## Items listed in a dataset:
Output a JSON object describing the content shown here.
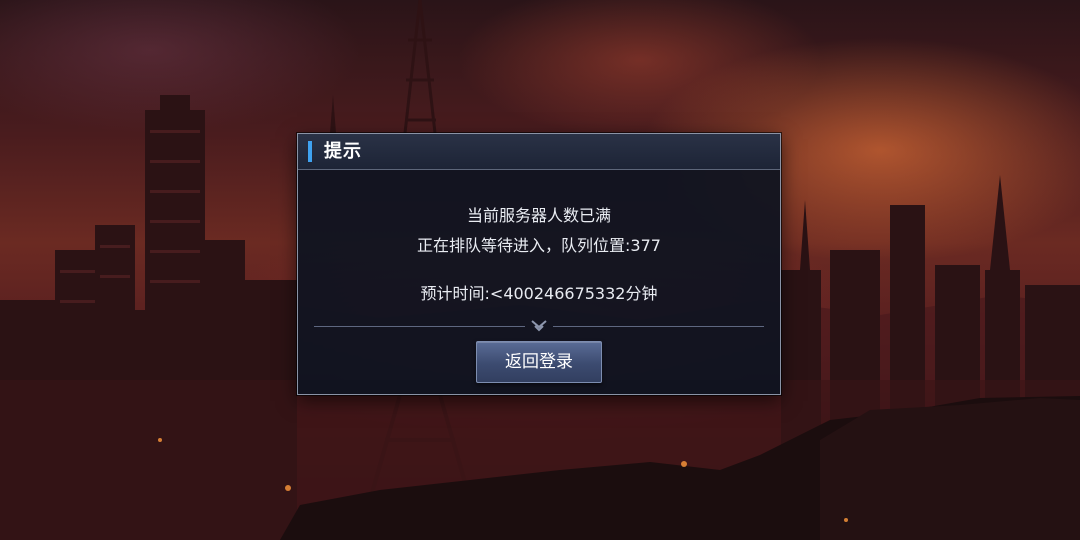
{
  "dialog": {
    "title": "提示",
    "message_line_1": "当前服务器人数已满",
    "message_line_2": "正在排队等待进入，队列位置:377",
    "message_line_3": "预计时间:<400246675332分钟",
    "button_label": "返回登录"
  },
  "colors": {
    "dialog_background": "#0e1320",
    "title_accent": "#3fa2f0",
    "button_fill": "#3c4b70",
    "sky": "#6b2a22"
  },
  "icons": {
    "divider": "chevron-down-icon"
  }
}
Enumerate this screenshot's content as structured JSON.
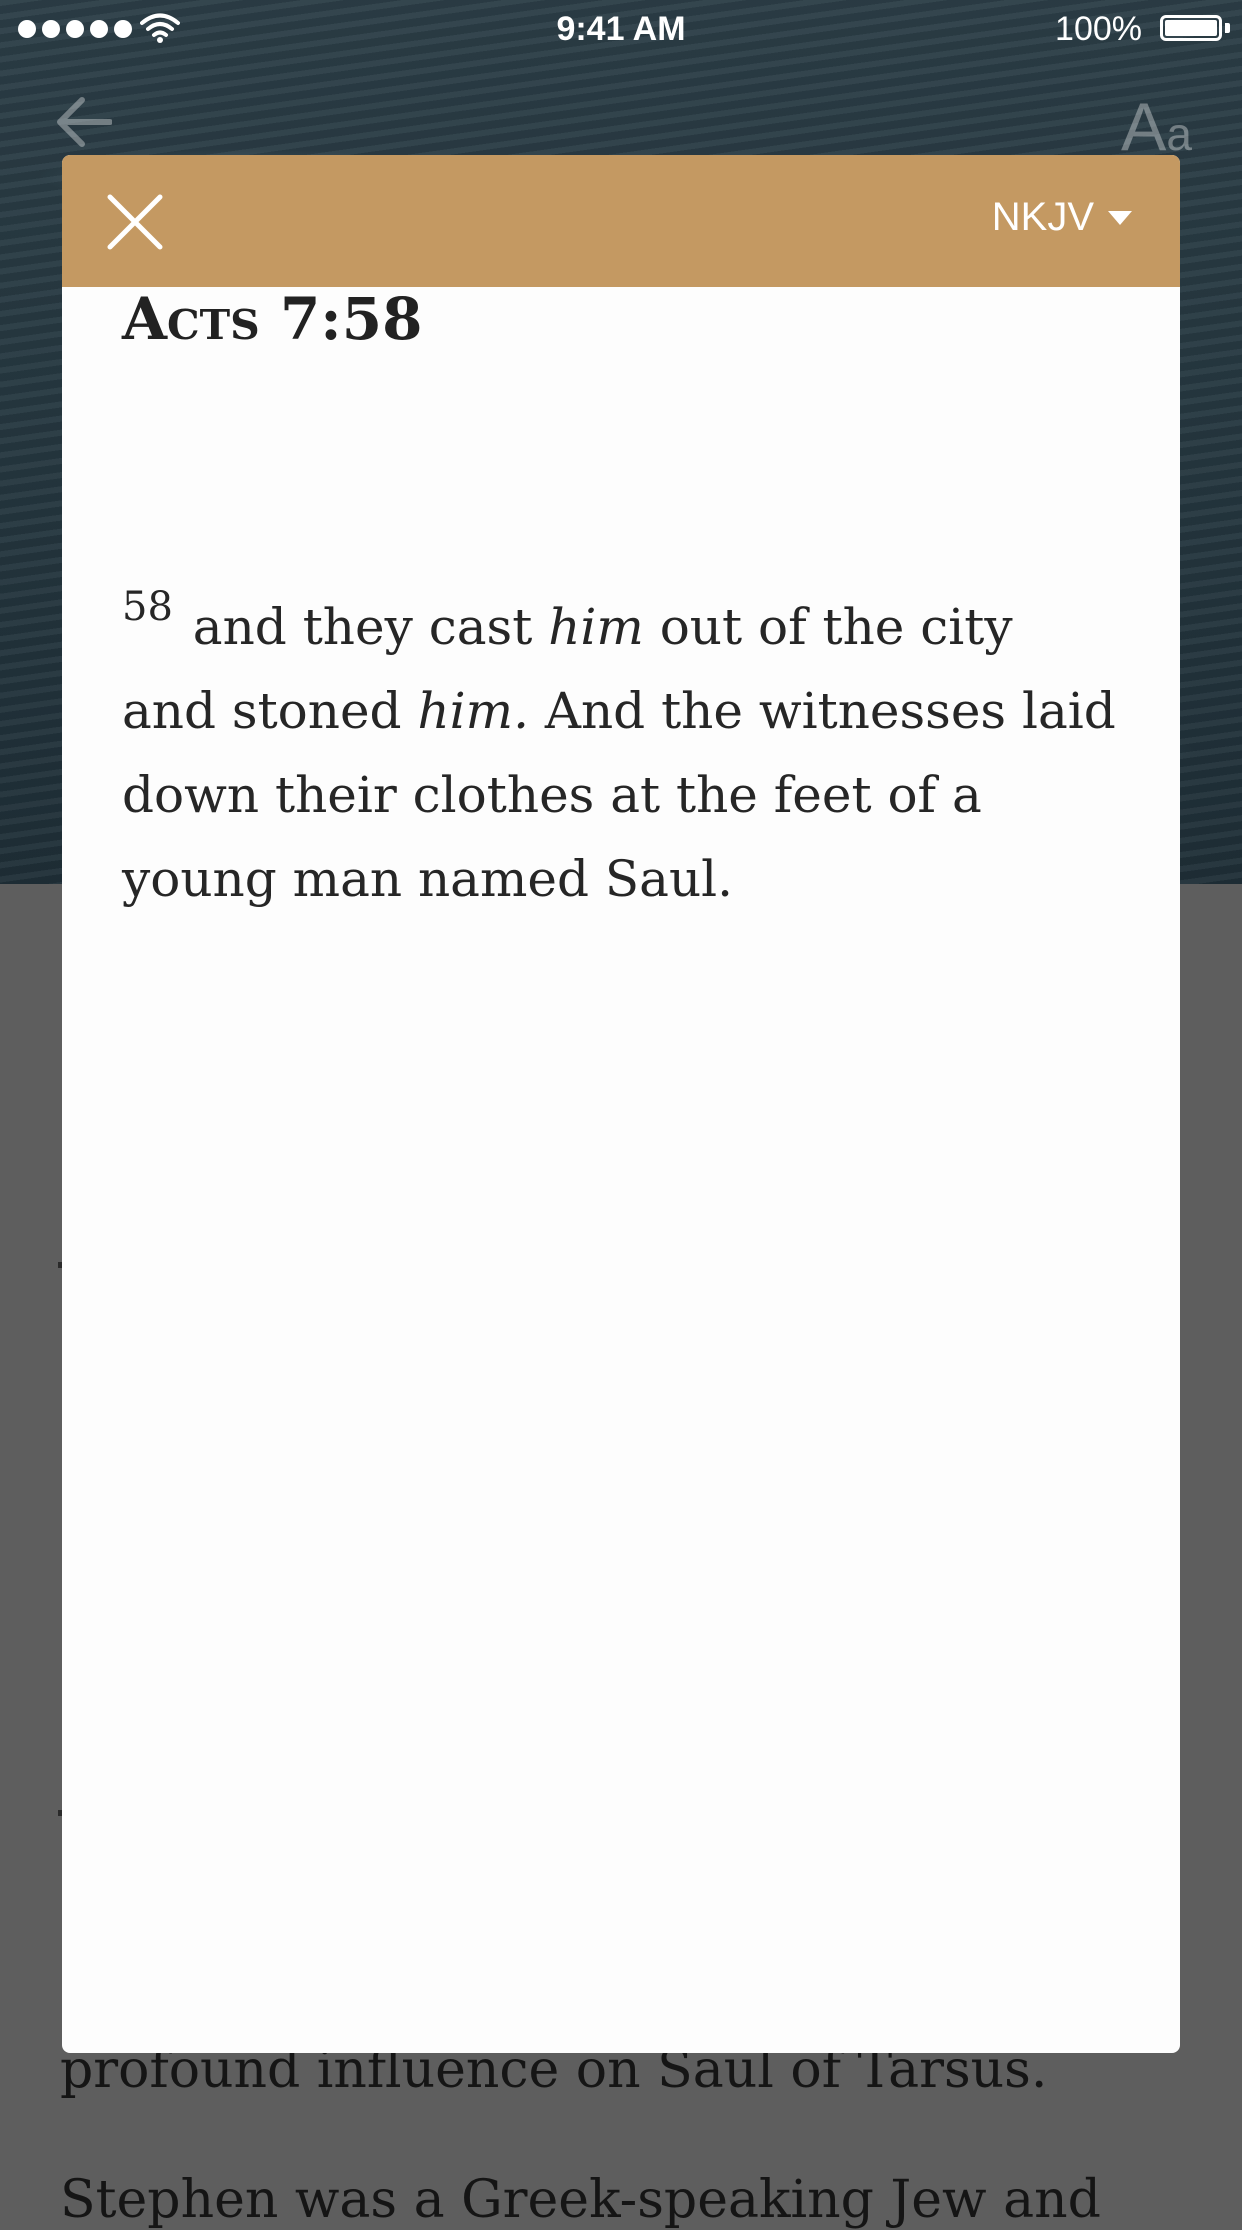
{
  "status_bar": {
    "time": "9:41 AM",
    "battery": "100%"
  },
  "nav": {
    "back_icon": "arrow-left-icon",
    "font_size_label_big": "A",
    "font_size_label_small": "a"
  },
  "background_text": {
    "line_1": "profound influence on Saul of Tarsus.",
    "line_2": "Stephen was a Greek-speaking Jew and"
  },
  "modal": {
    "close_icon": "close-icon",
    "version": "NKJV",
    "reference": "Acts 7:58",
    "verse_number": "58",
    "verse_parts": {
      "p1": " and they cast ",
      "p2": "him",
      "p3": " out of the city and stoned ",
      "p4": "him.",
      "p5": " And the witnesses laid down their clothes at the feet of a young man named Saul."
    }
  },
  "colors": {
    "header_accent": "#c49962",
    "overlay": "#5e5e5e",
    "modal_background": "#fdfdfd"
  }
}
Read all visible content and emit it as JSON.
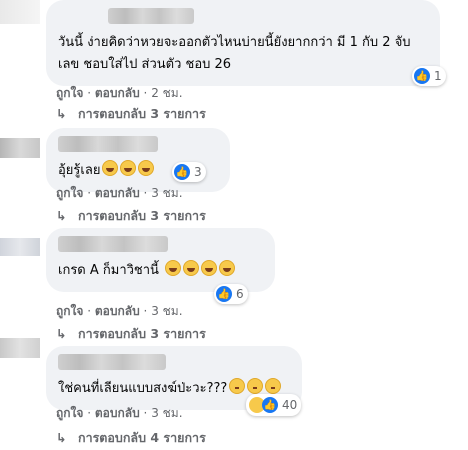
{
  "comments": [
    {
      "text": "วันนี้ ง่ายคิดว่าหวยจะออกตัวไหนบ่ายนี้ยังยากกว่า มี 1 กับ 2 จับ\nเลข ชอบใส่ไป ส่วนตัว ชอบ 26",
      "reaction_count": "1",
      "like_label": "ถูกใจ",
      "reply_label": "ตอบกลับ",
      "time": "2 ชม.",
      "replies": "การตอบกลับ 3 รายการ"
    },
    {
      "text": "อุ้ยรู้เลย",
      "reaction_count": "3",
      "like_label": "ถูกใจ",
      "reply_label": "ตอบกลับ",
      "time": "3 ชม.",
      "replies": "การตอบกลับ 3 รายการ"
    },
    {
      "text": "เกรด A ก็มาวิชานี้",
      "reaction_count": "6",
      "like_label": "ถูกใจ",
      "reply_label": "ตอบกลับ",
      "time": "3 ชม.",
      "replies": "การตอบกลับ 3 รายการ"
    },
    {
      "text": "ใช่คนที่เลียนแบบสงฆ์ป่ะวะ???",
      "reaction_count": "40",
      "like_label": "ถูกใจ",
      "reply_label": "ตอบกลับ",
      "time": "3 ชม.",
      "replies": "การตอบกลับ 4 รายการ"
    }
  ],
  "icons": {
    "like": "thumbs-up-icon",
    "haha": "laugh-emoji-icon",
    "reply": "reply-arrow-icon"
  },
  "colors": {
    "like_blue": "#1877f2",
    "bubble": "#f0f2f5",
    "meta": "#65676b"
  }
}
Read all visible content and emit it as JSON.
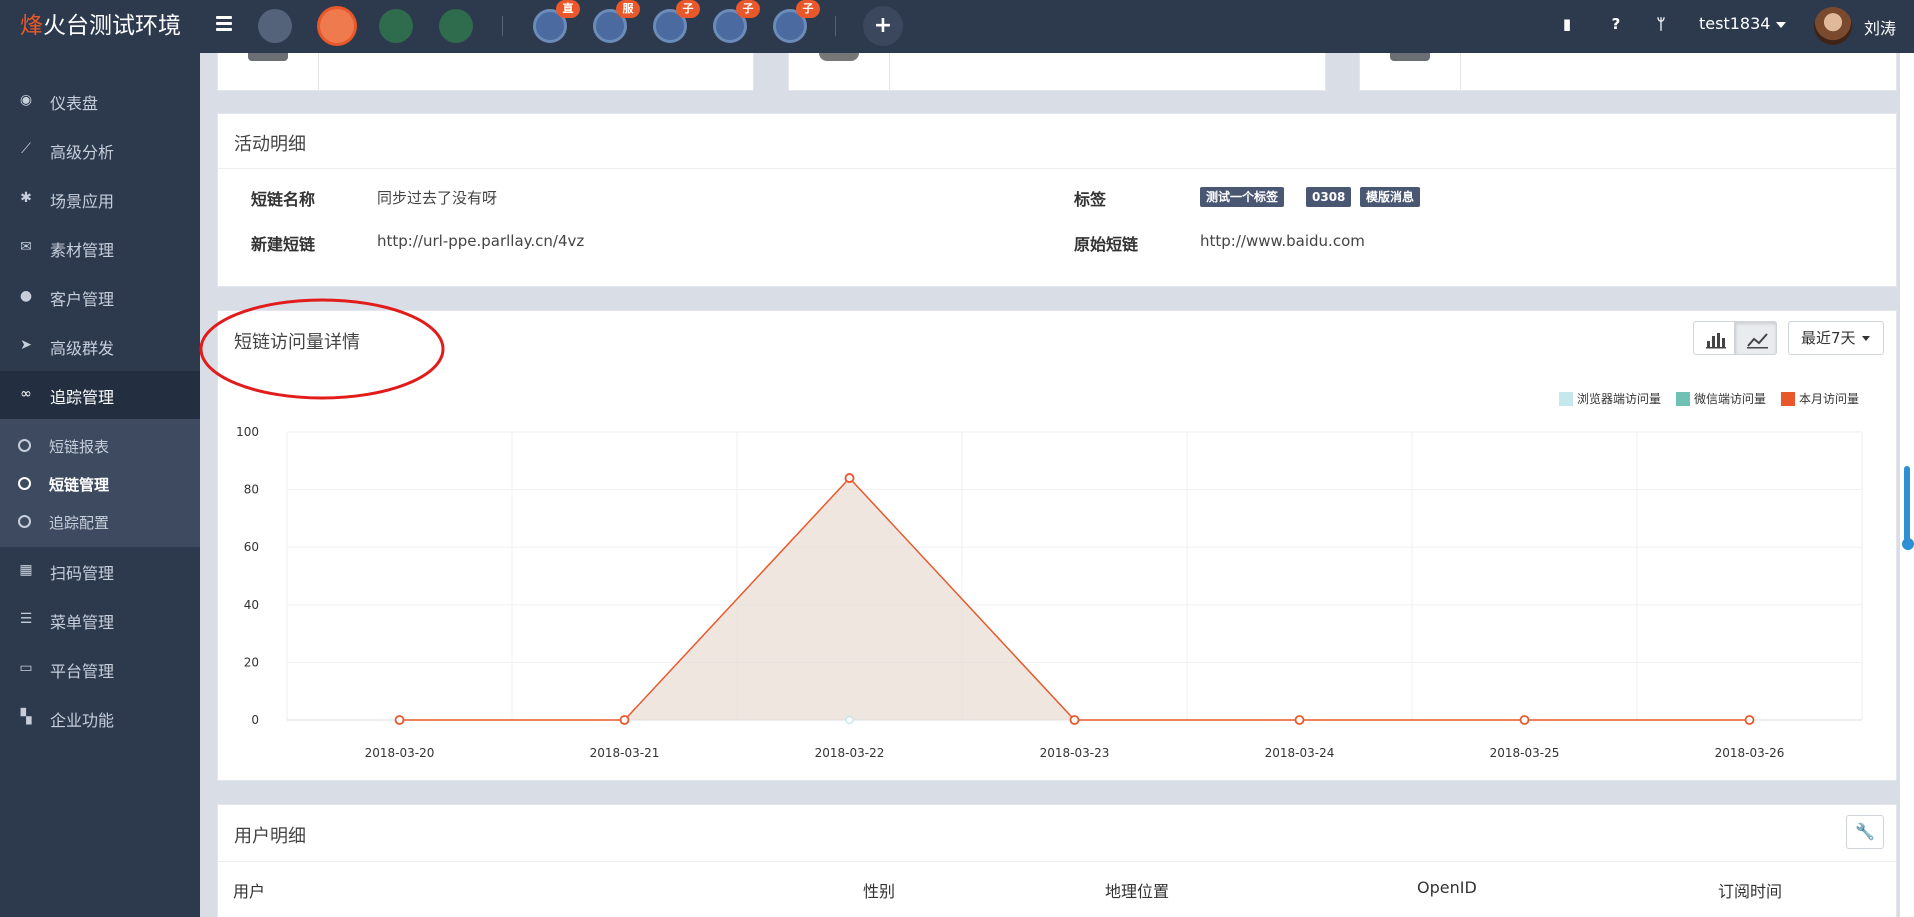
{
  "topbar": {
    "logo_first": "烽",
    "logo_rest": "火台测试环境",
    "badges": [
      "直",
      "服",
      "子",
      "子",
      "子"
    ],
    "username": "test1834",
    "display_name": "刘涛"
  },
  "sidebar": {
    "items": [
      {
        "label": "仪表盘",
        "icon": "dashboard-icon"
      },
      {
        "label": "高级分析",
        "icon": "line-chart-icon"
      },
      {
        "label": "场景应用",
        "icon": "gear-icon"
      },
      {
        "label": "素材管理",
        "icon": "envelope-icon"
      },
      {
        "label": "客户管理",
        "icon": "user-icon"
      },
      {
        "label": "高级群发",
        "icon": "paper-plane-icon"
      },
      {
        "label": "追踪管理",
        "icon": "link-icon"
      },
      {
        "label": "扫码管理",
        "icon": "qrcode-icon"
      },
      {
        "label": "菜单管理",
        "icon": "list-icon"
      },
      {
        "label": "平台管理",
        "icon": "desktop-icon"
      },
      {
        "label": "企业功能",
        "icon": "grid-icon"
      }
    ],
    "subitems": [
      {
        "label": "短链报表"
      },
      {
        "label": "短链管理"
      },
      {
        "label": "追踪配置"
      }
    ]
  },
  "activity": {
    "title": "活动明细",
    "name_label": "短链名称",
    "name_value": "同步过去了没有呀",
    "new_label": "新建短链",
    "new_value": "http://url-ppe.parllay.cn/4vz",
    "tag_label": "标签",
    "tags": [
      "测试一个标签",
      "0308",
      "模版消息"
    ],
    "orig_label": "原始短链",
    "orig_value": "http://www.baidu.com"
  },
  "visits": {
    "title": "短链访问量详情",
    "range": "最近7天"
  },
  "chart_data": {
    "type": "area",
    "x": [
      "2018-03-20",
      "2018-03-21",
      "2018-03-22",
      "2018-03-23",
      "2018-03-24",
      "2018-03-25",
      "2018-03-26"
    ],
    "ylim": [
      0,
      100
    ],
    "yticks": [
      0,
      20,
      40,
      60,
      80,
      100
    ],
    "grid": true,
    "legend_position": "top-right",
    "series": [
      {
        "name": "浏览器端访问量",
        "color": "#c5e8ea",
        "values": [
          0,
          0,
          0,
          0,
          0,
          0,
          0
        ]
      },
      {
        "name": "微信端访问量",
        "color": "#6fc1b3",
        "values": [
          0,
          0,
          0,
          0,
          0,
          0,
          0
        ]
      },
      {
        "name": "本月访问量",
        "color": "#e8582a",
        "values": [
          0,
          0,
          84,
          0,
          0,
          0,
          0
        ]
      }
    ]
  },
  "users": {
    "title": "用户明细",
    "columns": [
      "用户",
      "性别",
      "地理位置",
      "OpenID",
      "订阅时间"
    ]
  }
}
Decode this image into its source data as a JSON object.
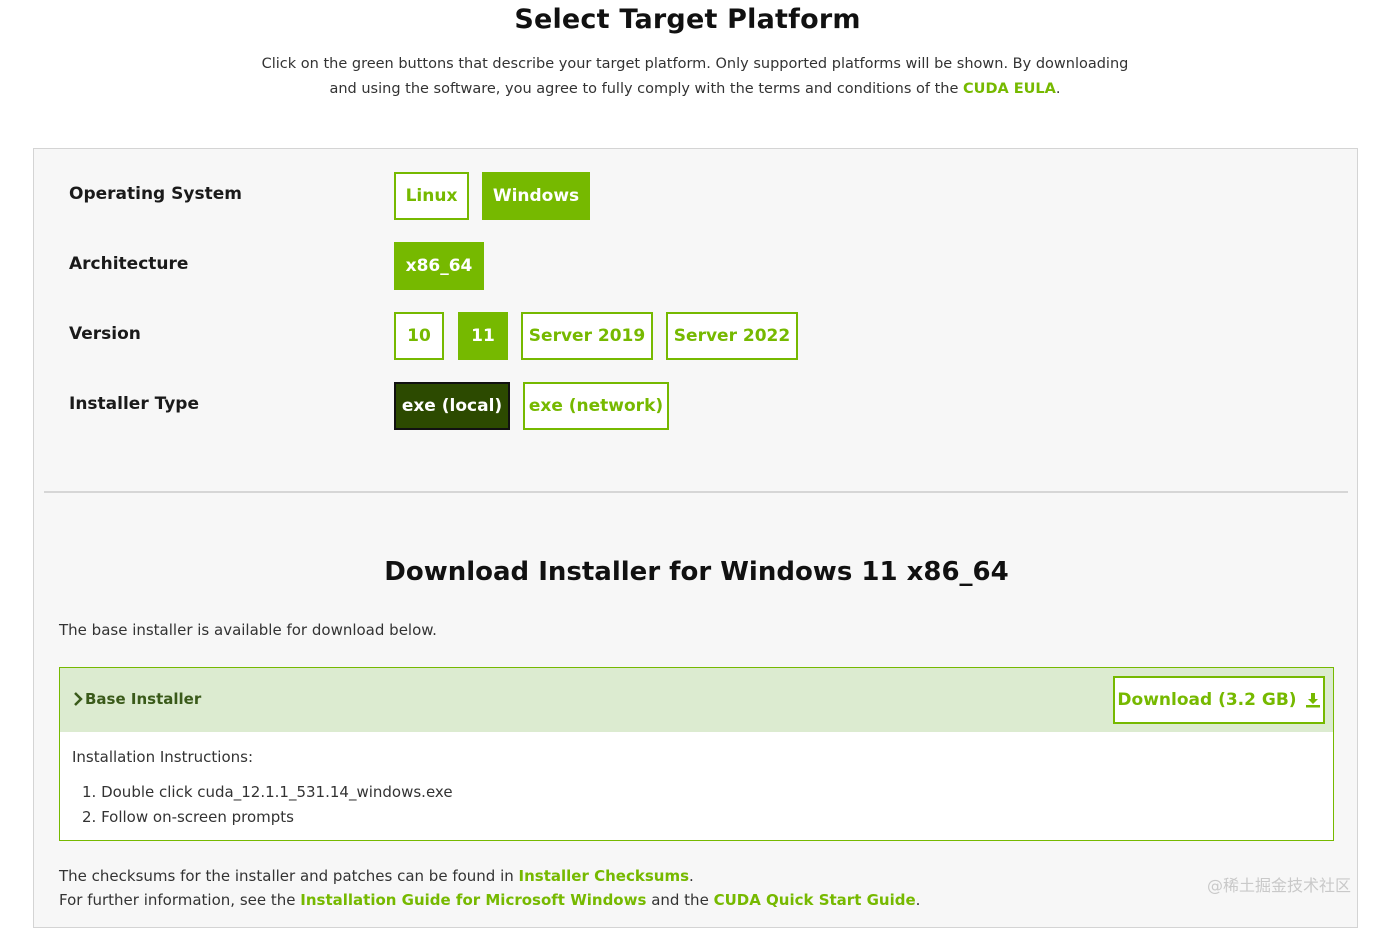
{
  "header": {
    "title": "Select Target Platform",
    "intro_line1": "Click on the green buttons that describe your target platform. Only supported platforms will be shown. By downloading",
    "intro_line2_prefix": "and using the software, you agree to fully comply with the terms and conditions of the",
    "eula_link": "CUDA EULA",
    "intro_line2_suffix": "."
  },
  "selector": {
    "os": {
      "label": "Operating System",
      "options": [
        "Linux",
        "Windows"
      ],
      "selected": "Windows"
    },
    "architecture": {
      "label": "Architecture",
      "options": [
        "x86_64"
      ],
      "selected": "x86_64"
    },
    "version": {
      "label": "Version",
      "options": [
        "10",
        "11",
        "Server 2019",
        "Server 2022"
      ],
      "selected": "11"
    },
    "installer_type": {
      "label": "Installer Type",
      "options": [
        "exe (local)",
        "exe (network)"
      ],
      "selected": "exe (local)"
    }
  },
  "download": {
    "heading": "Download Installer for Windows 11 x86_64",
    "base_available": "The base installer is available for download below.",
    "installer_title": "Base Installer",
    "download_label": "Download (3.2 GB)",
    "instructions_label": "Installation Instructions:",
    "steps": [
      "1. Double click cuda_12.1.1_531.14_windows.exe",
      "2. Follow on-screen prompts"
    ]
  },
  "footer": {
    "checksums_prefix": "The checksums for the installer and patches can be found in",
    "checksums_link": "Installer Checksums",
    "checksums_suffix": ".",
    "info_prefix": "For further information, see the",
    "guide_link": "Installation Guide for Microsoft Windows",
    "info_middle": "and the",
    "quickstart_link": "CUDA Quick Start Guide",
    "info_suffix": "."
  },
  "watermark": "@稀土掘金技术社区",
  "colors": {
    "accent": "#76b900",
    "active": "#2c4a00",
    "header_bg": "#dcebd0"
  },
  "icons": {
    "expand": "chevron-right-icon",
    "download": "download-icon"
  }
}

## TASK INSTRUCTIONS:
Of all the lines in the data above, state how many include "http". Say only the number.

## OUTPUT FOR THIS EXERCISE:
2